Your goal
Quote the data below in full, please, without altering anything.

Information given

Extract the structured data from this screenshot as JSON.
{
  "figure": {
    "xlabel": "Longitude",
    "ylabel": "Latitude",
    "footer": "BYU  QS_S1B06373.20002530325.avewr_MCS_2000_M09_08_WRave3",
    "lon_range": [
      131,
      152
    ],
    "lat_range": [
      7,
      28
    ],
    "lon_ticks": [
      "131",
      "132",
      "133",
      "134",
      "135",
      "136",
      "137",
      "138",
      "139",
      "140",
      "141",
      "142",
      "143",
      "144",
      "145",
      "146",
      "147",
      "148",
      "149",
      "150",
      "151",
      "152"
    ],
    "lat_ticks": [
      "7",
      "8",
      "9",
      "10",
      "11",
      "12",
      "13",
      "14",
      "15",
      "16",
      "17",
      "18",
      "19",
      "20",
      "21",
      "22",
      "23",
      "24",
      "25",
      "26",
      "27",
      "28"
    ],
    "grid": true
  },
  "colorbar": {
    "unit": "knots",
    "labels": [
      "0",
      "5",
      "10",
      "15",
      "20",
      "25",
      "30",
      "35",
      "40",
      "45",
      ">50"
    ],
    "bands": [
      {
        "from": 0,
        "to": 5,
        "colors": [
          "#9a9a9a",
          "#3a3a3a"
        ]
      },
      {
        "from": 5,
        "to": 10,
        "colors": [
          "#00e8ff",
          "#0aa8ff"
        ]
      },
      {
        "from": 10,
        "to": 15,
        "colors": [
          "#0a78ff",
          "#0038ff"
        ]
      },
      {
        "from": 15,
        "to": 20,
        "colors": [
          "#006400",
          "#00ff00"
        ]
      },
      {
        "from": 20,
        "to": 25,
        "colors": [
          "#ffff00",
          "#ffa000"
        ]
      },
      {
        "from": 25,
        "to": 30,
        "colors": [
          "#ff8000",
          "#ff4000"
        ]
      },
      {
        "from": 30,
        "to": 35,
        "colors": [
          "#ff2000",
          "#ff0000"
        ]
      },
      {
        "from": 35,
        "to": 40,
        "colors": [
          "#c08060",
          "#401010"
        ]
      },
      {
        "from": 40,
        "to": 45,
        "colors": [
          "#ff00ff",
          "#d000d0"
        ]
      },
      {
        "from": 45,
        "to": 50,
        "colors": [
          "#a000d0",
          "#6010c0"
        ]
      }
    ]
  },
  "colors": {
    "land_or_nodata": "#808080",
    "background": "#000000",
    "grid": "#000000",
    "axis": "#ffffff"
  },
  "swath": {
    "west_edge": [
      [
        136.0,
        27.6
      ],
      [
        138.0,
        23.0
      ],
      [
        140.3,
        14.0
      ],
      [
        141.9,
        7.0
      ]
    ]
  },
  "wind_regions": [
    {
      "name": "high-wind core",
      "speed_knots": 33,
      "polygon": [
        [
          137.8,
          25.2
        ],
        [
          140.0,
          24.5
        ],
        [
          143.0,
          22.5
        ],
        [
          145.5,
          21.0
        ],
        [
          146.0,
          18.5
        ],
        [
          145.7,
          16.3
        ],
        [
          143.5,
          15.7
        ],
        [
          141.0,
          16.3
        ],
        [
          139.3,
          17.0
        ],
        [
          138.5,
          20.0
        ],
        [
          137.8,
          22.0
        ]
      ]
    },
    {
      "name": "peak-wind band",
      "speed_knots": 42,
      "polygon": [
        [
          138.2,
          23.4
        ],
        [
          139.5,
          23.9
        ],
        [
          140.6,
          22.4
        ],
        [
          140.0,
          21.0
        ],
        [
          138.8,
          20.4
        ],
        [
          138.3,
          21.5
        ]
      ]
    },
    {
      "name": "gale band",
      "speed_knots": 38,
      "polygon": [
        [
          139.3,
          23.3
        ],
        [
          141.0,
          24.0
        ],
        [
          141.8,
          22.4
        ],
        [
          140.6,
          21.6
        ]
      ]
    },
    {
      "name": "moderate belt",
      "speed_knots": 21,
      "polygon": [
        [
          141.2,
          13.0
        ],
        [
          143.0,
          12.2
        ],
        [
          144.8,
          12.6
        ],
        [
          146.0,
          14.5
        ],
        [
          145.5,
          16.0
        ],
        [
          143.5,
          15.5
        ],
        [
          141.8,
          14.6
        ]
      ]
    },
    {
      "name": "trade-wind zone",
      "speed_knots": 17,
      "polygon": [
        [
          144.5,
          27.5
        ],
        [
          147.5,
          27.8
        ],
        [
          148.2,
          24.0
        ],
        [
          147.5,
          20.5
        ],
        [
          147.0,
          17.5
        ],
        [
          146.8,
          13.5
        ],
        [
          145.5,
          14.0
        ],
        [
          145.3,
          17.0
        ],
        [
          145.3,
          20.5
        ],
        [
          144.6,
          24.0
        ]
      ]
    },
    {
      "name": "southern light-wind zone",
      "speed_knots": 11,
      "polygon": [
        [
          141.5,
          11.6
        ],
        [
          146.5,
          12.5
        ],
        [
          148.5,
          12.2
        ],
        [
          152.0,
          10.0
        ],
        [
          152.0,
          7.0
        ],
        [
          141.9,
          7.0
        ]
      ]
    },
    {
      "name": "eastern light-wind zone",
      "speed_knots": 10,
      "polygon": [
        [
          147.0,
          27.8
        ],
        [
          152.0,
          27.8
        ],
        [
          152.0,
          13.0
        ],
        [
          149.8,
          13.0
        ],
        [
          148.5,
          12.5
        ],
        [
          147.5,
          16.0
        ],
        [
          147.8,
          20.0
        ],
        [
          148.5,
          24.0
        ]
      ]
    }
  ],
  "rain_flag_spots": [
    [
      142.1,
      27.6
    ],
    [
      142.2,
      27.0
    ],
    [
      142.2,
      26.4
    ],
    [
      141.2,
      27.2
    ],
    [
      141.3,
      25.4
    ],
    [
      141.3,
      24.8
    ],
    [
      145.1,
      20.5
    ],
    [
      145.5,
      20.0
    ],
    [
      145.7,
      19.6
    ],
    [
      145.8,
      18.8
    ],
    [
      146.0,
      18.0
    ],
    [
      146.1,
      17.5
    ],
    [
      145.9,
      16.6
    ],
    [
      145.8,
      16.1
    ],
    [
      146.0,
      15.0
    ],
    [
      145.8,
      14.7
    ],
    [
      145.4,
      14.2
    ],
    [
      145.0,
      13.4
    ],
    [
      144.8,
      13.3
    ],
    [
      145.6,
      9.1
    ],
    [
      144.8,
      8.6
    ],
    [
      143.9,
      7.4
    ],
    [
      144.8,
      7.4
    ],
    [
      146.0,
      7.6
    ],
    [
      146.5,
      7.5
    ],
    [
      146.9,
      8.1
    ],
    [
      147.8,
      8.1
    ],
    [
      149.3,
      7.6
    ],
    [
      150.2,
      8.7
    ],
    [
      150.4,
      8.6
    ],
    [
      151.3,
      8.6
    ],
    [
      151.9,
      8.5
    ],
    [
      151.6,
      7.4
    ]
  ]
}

Expected answer
Extract the structured data from this screenshot as JSON.
{
  "figure": {
    "xlabel": "Longitude",
    "ylabel": "Latitude",
    "footer": "BYU  QS_S1B06373.20002530325.avewr_MCS_2000_M09_08_WRave3",
    "lon_range": [
      131,
      152
    ],
    "lat_range": [
      7,
      28
    ],
    "lon_ticks": [
      "131",
      "132",
      "133",
      "134",
      "135",
      "136",
      "137",
      "138",
      "139",
      "140",
      "141",
      "142",
      "143",
      "144",
      "145",
      "146",
      "147",
      "148",
      "149",
      "150",
      "151",
      "152"
    ],
    "lat_ticks": [
      "7",
      "8",
      "9",
      "10",
      "11",
      "12",
      "13",
      "14",
      "15",
      "16",
      "17",
      "18",
      "19",
      "20",
      "21",
      "22",
      "23",
      "24",
      "25",
      "26",
      "27",
      "28"
    ],
    "grid": true
  },
  "colorbar": {
    "unit": "knots",
    "labels": [
      "0",
      "5",
      "10",
      "15",
      "20",
      "25",
      "30",
      "35",
      "40",
      "45",
      ">50"
    ],
    "bands": [
      {
        "from": 0,
        "to": 5,
        "colors": [
          "#9a9a9a",
          "#3a3a3a"
        ]
      },
      {
        "from": 5,
        "to": 10,
        "colors": [
          "#00e8ff",
          "#0aa8ff"
        ]
      },
      {
        "from": 10,
        "to": 15,
        "colors": [
          "#0a78ff",
          "#0038ff"
        ]
      },
      {
        "from": 15,
        "to": 20,
        "colors": [
          "#006400",
          "#00ff00"
        ]
      },
      {
        "from": 20,
        "to": 25,
        "colors": [
          "#ffff00",
          "#ffa000"
        ]
      },
      {
        "from": 25,
        "to": 30,
        "colors": [
          "#ff8000",
          "#ff4000"
        ]
      },
      {
        "from": 30,
        "to": 35,
        "colors": [
          "#ff2000",
          "#ff0000"
        ]
      },
      {
        "from": 35,
        "to": 40,
        "colors": [
          "#c08060",
          "#401010"
        ]
      },
      {
        "from": 40,
        "to": 45,
        "colors": [
          "#ff00ff",
          "#d000d0"
        ]
      },
      {
        "from": 45,
        "to": 50,
        "colors": [
          "#a000d0",
          "#6010c0"
        ]
      }
    ]
  },
  "colors": {
    "land_or_nodata": "#808080",
    "background": "#000000",
    "grid": "#000000",
    "axis": "#ffffff"
  },
  "swath": {
    "west_edge": [
      [
        136.0,
        27.6
      ],
      [
        138.0,
        23.0
      ],
      [
        140.3,
        14.0
      ],
      [
        141.9,
        7.0
      ]
    ]
  },
  "wind_regions": [
    {
      "name": "high-wind core",
      "speed_knots": 33,
      "polygon": [
        [
          137.8,
          25.2
        ],
        [
          140.0,
          24.5
        ],
        [
          143.0,
          22.5
        ],
        [
          145.5,
          21.0
        ],
        [
          146.0,
          18.5
        ],
        [
          145.7,
          16.3
        ],
        [
          143.5,
          15.7
        ],
        [
          141.0,
          16.3
        ],
        [
          139.3,
          17.0
        ],
        [
          138.5,
          20.0
        ],
        [
          137.8,
          22.0
        ]
      ]
    },
    {
      "name": "peak-wind band",
      "speed_knots": 42,
      "polygon": [
        [
          138.2,
          23.4
        ],
        [
          139.5,
          23.9
        ],
        [
          140.6,
          22.4
        ],
        [
          140.0,
          21.0
        ],
        [
          138.8,
          20.4
        ],
        [
          138.3,
          21.5
        ]
      ]
    },
    {
      "name": "gale band",
      "speed_knots": 38,
      "polygon": [
        [
          139.3,
          23.3
        ],
        [
          141.0,
          24.0
        ],
        [
          141.8,
          22.4
        ],
        [
          140.6,
          21.6
        ]
      ]
    },
    {
      "name": "moderate belt",
      "speed_knots": 21,
      "polygon": [
        [
          141.2,
          13.0
        ],
        [
          143.0,
          12.2
        ],
        [
          144.8,
          12.6
        ],
        [
          146.0,
          14.5
        ],
        [
          145.5,
          16.0
        ],
        [
          143.5,
          15.5
        ],
        [
          141.8,
          14.6
        ]
      ]
    },
    {
      "name": "trade-wind zone",
      "speed_knots": 17,
      "polygon": [
        [
          144.5,
          27.5
        ],
        [
          147.5,
          27.8
        ],
        [
          148.2,
          24.0
        ],
        [
          147.5,
          20.5
        ],
        [
          147.0,
          17.5
        ],
        [
          146.8,
          13.5
        ],
        [
          145.5,
          14.0
        ],
        [
          145.3,
          17.0
        ],
        [
          145.3,
          20.5
        ],
        [
          144.6,
          24.0
        ]
      ]
    },
    {
      "name": "southern light-wind zone",
      "speed_knots": 11,
      "polygon": [
        [
          141.5,
          11.6
        ],
        [
          146.5,
          12.5
        ],
        [
          148.5,
          12.2
        ],
        [
          152.0,
          10.0
        ],
        [
          152.0,
          7.0
        ],
        [
          141.9,
          7.0
        ]
      ]
    },
    {
      "name": "eastern light-wind zone",
      "speed_knots": 10,
      "polygon": [
        [
          147.0,
          27.8
        ],
        [
          152.0,
          27.8
        ],
        [
          152.0,
          13.0
        ],
        [
          149.8,
          13.0
        ],
        [
          148.5,
          12.5
        ],
        [
          147.5,
          16.0
        ],
        [
          147.8,
          20.0
        ],
        [
          148.5,
          24.0
        ]
      ]
    }
  ],
  "rain_flag_spots": [
    [
      142.1,
      27.6
    ],
    [
      142.2,
      27.0
    ],
    [
      142.2,
      26.4
    ],
    [
      141.2,
      27.2
    ],
    [
      141.3,
      25.4
    ],
    [
      141.3,
      24.8
    ],
    [
      145.1,
      20.5
    ],
    [
      145.5,
      20.0
    ],
    [
      145.7,
      19.6
    ],
    [
      145.8,
      18.8
    ],
    [
      146.0,
      18.0
    ],
    [
      146.1,
      17.5
    ],
    [
      145.9,
      16.6
    ],
    [
      145.8,
      16.1
    ],
    [
      146.0,
      15.0
    ],
    [
      145.8,
      14.7
    ],
    [
      145.4,
      14.2
    ],
    [
      145.0,
      13.4
    ],
    [
      144.8,
      13.3
    ],
    [
      145.6,
      9.1
    ],
    [
      144.8,
      8.6
    ],
    [
      143.9,
      7.4
    ],
    [
      144.8,
      7.4
    ],
    [
      146.0,
      7.6
    ],
    [
      146.5,
      7.5
    ],
    [
      146.9,
      8.1
    ],
    [
      147.8,
      8.1
    ],
    [
      149.3,
      7.6
    ],
    [
      150.2,
      8.7
    ],
    [
      150.4,
      8.6
    ],
    [
      151.3,
      8.6
    ],
    [
      151.9,
      8.5
    ],
    [
      151.6,
      7.4
    ]
  ]
}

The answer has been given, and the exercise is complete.